When a line in the data below includes "weakness", count it; then give only the total.

## DATA SECTION
——
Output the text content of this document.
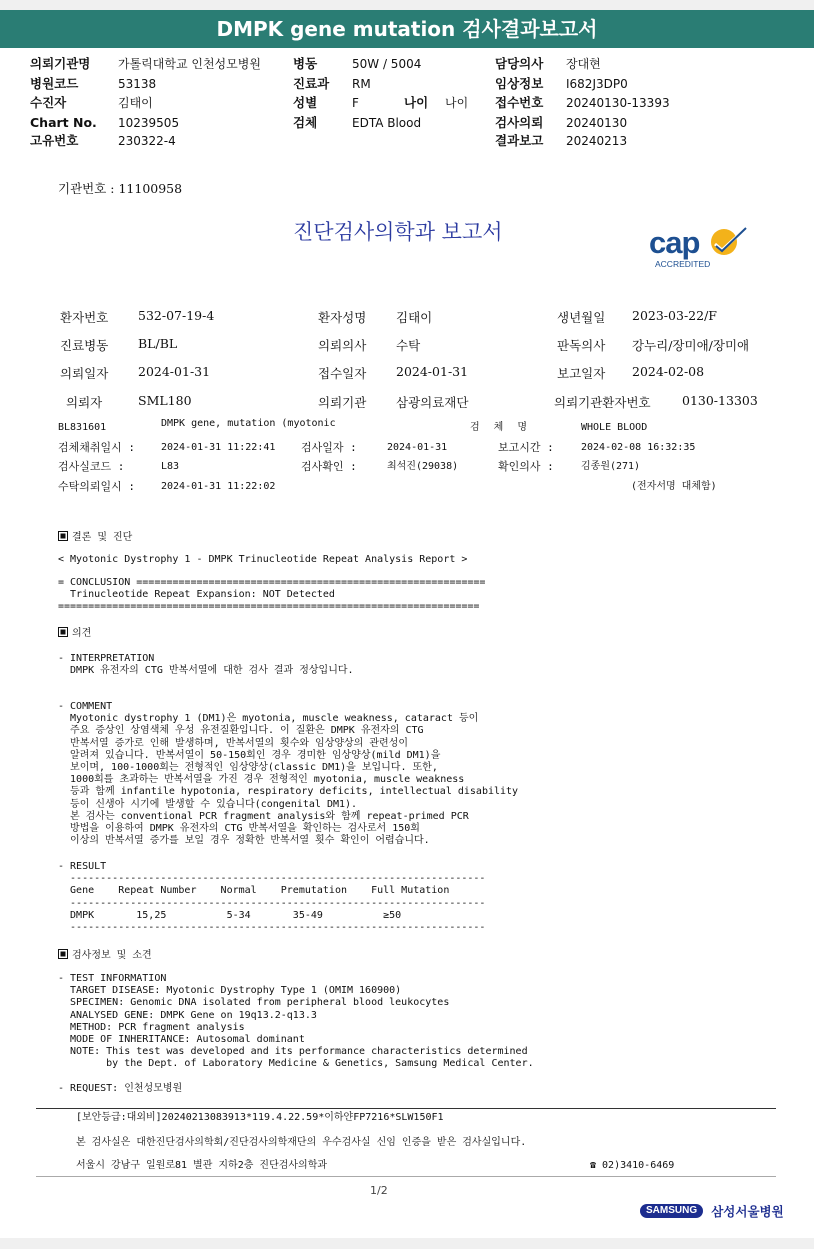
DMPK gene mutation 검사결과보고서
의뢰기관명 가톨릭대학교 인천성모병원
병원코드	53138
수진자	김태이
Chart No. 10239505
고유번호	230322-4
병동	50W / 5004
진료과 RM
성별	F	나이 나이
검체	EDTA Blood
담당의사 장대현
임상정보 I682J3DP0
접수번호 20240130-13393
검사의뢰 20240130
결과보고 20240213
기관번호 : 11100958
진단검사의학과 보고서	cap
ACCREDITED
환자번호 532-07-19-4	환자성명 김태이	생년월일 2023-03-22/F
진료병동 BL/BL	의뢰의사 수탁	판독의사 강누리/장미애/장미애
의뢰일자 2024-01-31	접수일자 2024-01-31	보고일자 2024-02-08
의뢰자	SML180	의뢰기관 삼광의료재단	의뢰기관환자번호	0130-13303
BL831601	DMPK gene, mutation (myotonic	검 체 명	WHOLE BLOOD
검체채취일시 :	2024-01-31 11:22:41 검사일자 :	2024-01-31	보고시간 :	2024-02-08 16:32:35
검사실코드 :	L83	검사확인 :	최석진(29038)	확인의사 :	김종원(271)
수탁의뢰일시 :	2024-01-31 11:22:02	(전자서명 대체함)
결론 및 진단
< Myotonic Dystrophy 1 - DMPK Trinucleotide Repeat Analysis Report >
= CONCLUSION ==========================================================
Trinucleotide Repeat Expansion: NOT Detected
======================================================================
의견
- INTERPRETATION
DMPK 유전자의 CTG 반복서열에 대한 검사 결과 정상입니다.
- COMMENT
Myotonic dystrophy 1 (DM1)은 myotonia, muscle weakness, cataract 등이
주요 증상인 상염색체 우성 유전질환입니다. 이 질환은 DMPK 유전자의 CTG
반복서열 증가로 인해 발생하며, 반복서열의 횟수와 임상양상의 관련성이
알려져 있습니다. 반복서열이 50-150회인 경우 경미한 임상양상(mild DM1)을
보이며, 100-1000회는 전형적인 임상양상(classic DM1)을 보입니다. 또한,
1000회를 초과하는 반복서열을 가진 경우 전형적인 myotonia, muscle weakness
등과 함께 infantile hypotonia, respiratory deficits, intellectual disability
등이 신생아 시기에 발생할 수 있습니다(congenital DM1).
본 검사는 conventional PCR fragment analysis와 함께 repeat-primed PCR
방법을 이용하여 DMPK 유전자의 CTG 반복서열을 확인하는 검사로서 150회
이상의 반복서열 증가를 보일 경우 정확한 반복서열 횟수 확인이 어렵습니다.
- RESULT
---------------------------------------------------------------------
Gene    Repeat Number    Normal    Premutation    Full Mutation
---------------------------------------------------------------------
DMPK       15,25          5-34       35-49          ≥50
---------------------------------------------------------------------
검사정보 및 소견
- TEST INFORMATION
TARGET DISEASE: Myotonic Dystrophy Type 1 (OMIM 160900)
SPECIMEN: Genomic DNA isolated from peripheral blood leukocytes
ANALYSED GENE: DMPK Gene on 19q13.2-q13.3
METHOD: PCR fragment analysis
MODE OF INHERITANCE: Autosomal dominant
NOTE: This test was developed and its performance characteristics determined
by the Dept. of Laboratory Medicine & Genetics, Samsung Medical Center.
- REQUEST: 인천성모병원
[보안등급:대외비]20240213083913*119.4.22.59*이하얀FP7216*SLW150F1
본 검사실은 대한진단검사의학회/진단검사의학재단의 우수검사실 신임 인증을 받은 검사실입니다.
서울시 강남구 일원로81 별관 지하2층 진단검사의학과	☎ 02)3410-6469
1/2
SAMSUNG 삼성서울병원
——
## ANSWER TO THE PROBLEM
2